DIRECTION: Copy each line exactly.

TASK INPUTS:

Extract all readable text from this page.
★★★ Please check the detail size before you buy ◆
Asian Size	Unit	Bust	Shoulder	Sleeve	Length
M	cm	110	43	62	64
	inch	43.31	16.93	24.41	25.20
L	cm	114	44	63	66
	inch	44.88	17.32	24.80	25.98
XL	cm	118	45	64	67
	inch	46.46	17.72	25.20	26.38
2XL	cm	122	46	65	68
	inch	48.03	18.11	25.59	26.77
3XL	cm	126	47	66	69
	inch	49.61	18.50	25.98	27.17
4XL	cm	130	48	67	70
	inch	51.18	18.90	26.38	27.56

ANSWER TO THIS EXERCISE:
Extract all readable text from this page.
★★★ Please check the detail size before you buy ◆
Asian Size	Unit	Bust	Shoulder	Sleeve	Length
M	cm	110	43	62	64
	inch	43.31	16.93	24.41	25.20
L	cm	114	44	63	66
	inch	44.88	17.32	24.80	25.98
XL	cm	118	45	64	67
	inch	46.46	17.72	25.20	26.38
2XL	cm	122	46	65	68
	inch	48.03	18.11	25.59	26.77
3XL	cm	126	47	66	69
	inch	49.61	18.50	25.98	27.17
4XL	cm	130	48	67	70
	inch	51.18	18.90	26.38	27.56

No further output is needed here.